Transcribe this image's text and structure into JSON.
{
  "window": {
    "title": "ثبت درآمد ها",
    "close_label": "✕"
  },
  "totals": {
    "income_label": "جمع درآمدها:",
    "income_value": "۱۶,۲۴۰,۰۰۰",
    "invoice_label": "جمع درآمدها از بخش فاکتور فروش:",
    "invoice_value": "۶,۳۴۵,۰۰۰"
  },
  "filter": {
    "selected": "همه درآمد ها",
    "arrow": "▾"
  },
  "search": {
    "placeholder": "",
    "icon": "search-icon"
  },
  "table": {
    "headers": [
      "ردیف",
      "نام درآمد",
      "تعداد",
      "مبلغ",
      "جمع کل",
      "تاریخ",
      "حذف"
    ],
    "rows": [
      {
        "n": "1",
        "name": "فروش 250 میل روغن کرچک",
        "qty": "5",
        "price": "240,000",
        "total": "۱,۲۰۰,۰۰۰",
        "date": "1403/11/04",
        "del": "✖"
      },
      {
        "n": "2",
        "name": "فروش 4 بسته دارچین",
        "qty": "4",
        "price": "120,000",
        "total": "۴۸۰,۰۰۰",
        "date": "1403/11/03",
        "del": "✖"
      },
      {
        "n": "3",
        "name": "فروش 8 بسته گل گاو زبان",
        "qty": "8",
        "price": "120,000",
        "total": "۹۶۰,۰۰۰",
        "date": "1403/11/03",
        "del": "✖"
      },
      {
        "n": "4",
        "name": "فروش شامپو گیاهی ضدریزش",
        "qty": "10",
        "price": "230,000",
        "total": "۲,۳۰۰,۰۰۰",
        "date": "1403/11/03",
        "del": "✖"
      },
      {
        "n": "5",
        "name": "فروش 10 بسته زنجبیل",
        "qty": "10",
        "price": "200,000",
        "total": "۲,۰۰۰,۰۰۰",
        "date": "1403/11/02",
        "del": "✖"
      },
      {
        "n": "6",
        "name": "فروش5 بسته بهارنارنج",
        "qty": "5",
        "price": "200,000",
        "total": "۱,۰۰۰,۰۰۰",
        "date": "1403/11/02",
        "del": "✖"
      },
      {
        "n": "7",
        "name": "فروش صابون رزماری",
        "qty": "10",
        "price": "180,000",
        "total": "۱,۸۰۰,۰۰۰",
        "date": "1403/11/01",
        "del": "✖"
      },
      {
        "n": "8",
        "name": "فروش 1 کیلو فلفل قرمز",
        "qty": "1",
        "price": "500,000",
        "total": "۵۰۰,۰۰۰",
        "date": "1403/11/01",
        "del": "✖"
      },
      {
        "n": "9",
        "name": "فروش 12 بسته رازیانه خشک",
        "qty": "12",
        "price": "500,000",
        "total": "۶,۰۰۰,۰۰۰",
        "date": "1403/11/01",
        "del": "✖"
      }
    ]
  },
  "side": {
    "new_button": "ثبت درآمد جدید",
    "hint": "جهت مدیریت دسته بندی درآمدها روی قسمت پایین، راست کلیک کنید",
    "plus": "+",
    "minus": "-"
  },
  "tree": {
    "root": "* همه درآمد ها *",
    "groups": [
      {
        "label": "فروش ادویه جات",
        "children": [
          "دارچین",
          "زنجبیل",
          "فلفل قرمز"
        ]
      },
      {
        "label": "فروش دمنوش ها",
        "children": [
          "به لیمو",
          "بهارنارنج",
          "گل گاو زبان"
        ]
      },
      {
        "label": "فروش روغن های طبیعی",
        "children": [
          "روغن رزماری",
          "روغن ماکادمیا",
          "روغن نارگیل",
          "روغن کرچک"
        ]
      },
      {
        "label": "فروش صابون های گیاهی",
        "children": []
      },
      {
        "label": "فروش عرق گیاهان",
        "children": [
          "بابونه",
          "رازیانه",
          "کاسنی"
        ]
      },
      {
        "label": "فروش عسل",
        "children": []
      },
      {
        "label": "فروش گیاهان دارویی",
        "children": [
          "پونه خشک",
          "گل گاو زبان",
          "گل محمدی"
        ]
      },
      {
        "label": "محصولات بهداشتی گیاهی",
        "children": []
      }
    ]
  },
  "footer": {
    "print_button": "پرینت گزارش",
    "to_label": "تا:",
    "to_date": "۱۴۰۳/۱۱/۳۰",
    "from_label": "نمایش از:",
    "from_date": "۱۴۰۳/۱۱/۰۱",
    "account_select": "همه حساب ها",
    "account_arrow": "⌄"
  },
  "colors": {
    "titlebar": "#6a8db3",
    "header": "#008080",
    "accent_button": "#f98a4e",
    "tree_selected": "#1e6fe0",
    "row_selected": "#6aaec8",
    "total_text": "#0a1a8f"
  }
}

::::::

> **Set exercise**: Only lines with the word "گیاهی" are wanted, so copy each one from the records.

> **Result of this task**:
        "name": "فروش شامپو گیاهی ضدریزش",
        "label": "فروش صابون های گیاهی",
        "label": "محصولات بهداشتی گیاهی",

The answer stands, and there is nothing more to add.